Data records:
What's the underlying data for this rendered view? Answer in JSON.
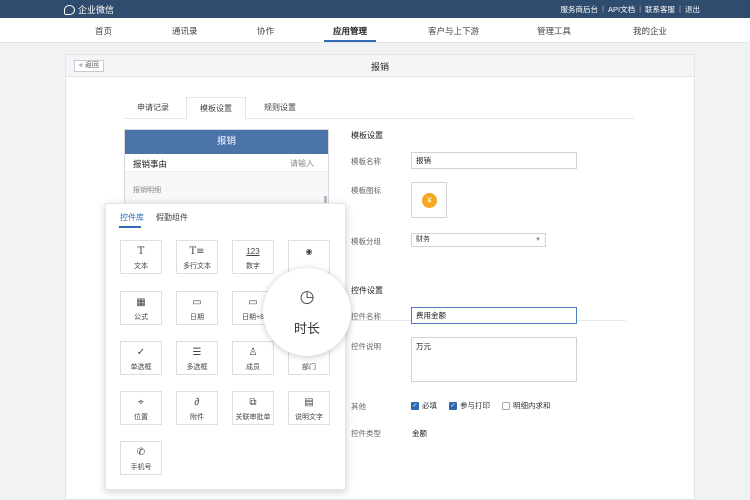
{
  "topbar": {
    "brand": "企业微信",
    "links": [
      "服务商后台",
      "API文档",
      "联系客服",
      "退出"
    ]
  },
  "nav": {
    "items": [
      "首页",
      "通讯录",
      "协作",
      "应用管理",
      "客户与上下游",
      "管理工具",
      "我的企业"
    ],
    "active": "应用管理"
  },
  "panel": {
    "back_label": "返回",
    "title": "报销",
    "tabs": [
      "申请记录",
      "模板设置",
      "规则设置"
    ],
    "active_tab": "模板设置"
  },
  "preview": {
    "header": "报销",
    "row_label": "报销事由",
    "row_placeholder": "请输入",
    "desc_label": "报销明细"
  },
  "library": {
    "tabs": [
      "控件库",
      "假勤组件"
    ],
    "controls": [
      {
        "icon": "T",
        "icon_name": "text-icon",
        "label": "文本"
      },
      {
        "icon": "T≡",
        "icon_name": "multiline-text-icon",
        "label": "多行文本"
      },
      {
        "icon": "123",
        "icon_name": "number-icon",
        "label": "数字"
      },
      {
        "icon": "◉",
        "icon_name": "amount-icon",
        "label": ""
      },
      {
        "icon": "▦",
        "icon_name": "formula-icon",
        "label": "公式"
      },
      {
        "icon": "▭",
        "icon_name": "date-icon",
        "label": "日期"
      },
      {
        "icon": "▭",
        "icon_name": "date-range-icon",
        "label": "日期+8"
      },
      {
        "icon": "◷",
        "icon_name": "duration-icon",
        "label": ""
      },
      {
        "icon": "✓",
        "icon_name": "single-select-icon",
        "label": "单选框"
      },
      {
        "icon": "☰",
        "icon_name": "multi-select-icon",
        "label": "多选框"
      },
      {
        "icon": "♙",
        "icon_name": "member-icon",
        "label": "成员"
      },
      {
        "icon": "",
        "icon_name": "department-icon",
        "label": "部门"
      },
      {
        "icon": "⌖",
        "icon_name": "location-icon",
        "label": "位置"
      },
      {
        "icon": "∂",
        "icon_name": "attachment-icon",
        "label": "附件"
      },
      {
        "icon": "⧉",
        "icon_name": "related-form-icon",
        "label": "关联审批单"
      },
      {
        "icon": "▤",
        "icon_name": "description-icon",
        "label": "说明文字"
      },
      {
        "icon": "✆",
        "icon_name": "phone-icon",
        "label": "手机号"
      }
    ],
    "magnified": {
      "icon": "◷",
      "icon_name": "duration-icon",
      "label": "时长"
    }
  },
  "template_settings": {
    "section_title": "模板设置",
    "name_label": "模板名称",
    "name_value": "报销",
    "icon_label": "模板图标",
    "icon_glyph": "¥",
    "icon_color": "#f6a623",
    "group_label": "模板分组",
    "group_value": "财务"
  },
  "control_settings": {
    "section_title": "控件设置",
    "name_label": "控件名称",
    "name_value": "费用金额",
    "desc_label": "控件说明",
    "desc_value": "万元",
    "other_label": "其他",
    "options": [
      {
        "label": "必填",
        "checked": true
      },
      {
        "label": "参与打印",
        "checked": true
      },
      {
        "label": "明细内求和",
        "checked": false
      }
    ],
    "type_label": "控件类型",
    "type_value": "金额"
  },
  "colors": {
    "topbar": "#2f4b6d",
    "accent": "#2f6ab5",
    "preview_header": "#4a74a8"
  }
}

» **Task objective**: Transcribe the records word for word and include no pictures.

» **Written response**:
What's the underlying data for this rendered view? Answer in JSON.
{
  "topbar": {
    "brand": "企业微信",
    "links": [
      "服务商后台",
      "API文档",
      "联系客服",
      "退出"
    ]
  },
  "nav": {
    "items": [
      "首页",
      "通讯录",
      "协作",
      "应用管理",
      "客户与上下游",
      "管理工具",
      "我的企业"
    ],
    "active": "应用管理"
  },
  "panel": {
    "back_label": "返回",
    "title": "报销",
    "tabs": [
      "申请记录",
      "模板设置",
      "规则设置"
    ],
    "active_tab": "模板设置"
  },
  "preview": {
    "header": "报销",
    "row_label": "报销事由",
    "row_placeholder": "请输入",
    "desc_label": "报销明细"
  },
  "library": {
    "tabs": [
      "控件库",
      "假勤组件"
    ],
    "controls": [
      {
        "icon": "T",
        "icon_name": "text-icon",
        "label": "文本"
      },
      {
        "icon": "T≡",
        "icon_name": "multiline-text-icon",
        "label": "多行文本"
      },
      {
        "icon": "123",
        "icon_name": "number-icon",
        "label": "数字"
      },
      {
        "icon": "◉",
        "icon_name": "amount-icon",
        "label": ""
      },
      {
        "icon": "▦",
        "icon_name": "formula-icon",
        "label": "公式"
      },
      {
        "icon": "▭",
        "icon_name": "date-icon",
        "label": "日期"
      },
      {
        "icon": "▭",
        "icon_name": "date-range-icon",
        "label": "日期+8"
      },
      {
        "icon": "◷",
        "icon_name": "duration-icon",
        "label": ""
      },
      {
        "icon": "✓",
        "icon_name": "single-select-icon",
        "label": "单选框"
      },
      {
        "icon": "☰",
        "icon_name": "multi-select-icon",
        "label": "多选框"
      },
      {
        "icon": "♙",
        "icon_name": "member-icon",
        "label": "成员"
      },
      {
        "icon": "",
        "icon_name": "department-icon",
        "label": "部门"
      },
      {
        "icon": "⌖",
        "icon_name": "location-icon",
        "label": "位置"
      },
      {
        "icon": "∂",
        "icon_name": "attachment-icon",
        "label": "附件"
      },
      {
        "icon": "⧉",
        "icon_name": "related-form-icon",
        "label": "关联审批单"
      },
      {
        "icon": "▤",
        "icon_name": "description-icon",
        "label": "说明文字"
      },
      {
        "icon": "✆",
        "icon_name": "phone-icon",
        "label": "手机号"
      }
    ],
    "magnified": {
      "icon": "◷",
      "icon_name": "duration-icon",
      "label": "时长"
    }
  },
  "template_settings": {
    "section_title": "模板设置",
    "name_label": "模板名称",
    "name_value": "报销",
    "icon_label": "模板图标",
    "icon_glyph": "¥",
    "icon_color": "#f6a623",
    "group_label": "模板分组",
    "group_value": "财务"
  },
  "control_settings": {
    "section_title": "控件设置",
    "name_label": "控件名称",
    "name_value": "费用金额",
    "desc_label": "控件说明",
    "desc_value": "万元",
    "other_label": "其他",
    "options": [
      {
        "label": "必填",
        "checked": true
      },
      {
        "label": "参与打印",
        "checked": true
      },
      {
        "label": "明细内求和",
        "checked": false
      }
    ],
    "type_label": "控件类型",
    "type_value": "金额"
  },
  "colors": {
    "topbar": "#2f4b6d",
    "accent": "#2f6ab5",
    "preview_header": "#4a74a8"
  }
}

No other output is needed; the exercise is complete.